* SUPPLIED MATERIAL:
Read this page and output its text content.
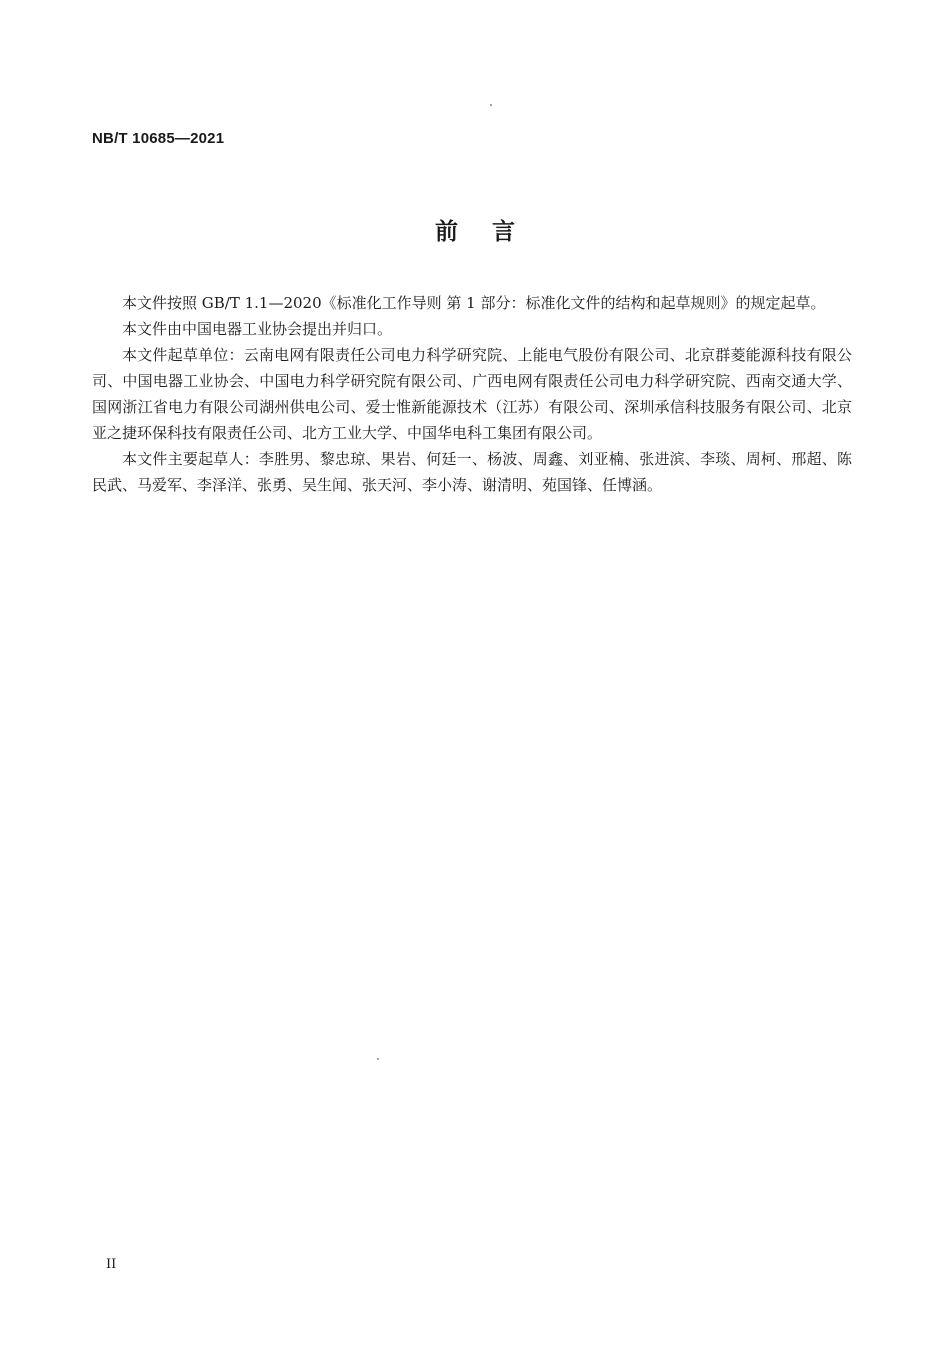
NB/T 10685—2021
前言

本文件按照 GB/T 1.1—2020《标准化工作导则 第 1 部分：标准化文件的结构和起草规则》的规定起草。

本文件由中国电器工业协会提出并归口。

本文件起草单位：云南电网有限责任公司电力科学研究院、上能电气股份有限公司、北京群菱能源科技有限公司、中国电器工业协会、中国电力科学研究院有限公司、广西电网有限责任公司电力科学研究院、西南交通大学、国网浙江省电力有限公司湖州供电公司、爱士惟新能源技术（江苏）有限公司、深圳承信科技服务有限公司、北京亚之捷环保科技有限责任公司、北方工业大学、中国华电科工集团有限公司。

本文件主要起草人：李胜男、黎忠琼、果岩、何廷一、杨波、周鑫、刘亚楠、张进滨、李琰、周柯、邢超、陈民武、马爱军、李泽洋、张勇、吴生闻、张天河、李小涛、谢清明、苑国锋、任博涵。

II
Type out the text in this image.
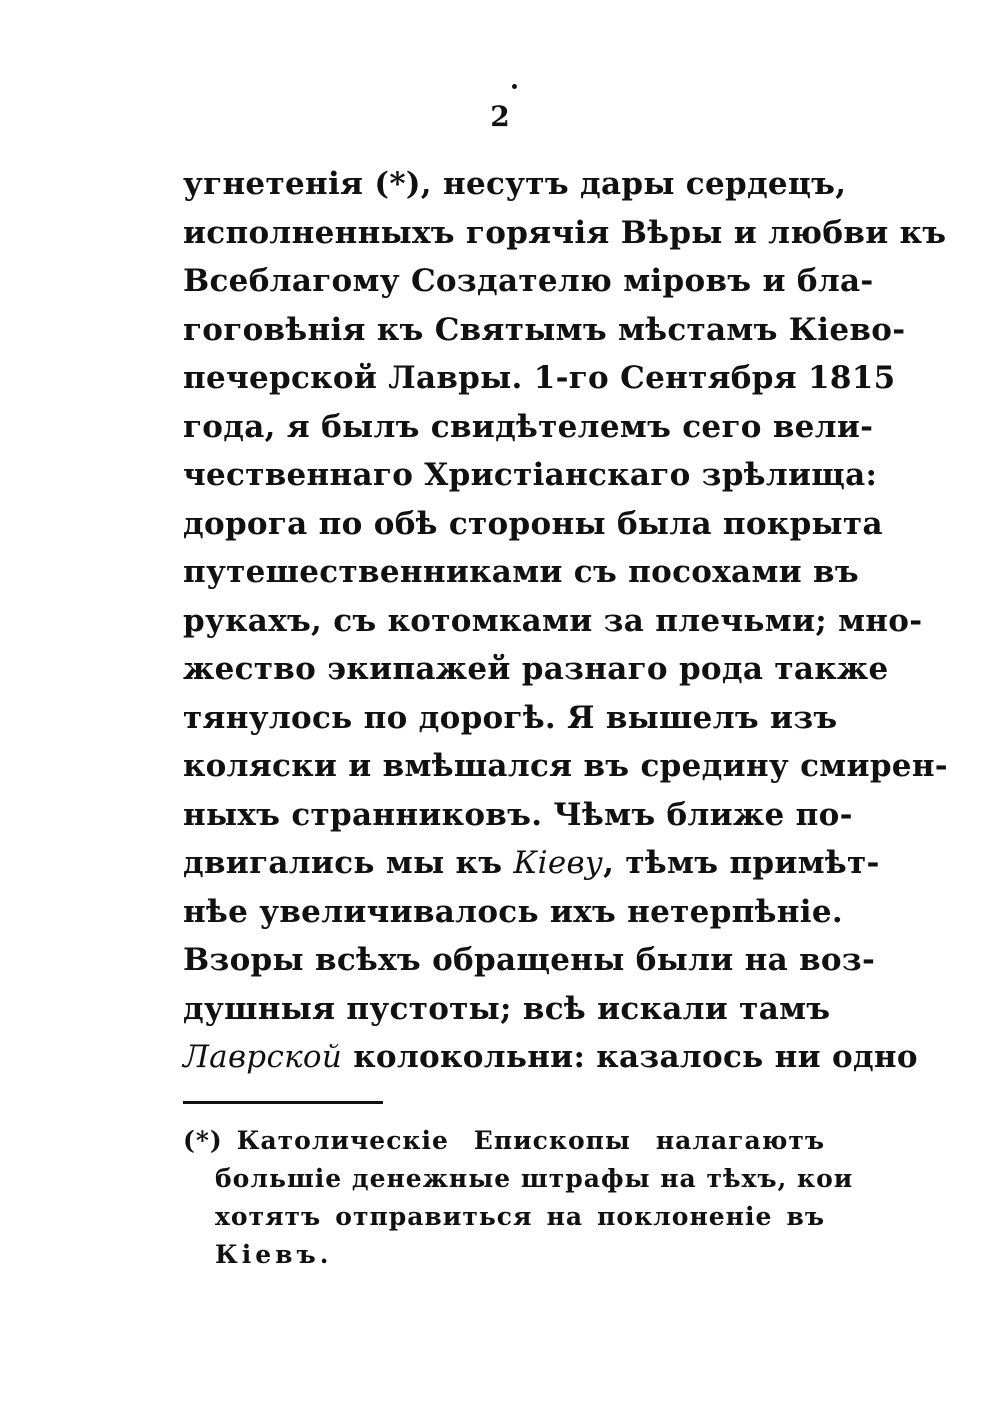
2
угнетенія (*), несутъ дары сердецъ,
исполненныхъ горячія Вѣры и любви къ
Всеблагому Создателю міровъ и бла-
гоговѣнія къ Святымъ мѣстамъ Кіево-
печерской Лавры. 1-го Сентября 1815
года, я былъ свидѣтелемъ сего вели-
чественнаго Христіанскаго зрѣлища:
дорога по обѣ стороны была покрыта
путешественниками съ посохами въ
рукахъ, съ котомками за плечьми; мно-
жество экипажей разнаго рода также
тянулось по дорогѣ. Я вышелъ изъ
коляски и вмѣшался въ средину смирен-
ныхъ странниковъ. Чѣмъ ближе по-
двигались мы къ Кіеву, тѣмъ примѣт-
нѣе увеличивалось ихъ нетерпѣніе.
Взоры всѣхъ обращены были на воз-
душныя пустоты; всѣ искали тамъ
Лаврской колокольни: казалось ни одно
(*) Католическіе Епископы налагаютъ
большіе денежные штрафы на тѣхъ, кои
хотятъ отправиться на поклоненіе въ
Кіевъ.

* TASK TO CARRY OUT: Without the pictures, output the full listing exactly as it stands.

* THE COMPLETED TASK:
Read this page and output its text content.
NB/T 10685—2021
前言

本文件按照 GB/T 1.1—2020《标准化工作导则 第 1 部分：标准化文件的结构和起草规则》的规定起草。

本文件由中国电器工业协会提出并归口。

本文件起草单位：云南电网有限责任公司电力科学研究院、上能电气股份有限公司、北京群菱能源科技有限公司、中国电器工业协会、中国电力科学研究院有限公司、广西电网有限责任公司电力科学研究院、西南交通大学、国网浙江省电力有限公司湖州供电公司、爱士惟新能源技术（江苏）有限公司、深圳承信科技服务有限公司、北京亚之捷环保科技有限责任公司、北方工业大学、中国华电科工集团有限公司。

本文件主要起草人：李胜男、黎忠琼、果岩、何廷一、杨波、周鑫、刘亚楠、张进滨、李琰、周柯、邢超、陈民武、马爱军、李泽洋、张勇、吴生闻、张天河、李小涛、谢清明、苑国锋、任博涵。

II
Type out the text in this image.
2
угнетенія (*), несутъ дары сердецъ,
исполненныхъ горячія Вѣры и любви къ
Всеблагому Создателю міровъ и бла-
гоговѣнія къ Святымъ мѣстамъ Кіево-
печерской Лавры. 1-го Сентября 1815
года, я былъ свидѣтелемъ сего вели-
чественнаго Христіанскаго зрѣлища:
дорога по обѣ стороны была покрыта
путешественниками съ посохами въ
рукахъ, съ котомками за плечьми; мно-
жество экипажей разнаго рода также
тянулось по дорогѣ. Я вышелъ изъ
коляски и вмѣшался въ средину смирен-
ныхъ странниковъ. Чѣмъ ближе по-
двигались мы къ Кіеву, тѣмъ примѣт-
нѣе увеличивалось ихъ нетерпѣніе.
Взоры всѣхъ обращены были на воз-
душныя пустоты; всѣ искали тамъ
Лаврской колокольни: казалось ни одно
(*) Католическіе Епископы налагаютъ
большіе денежные штрафы на тѣхъ, кои
хотятъ отправиться на поклоненіе въ
Кіевъ.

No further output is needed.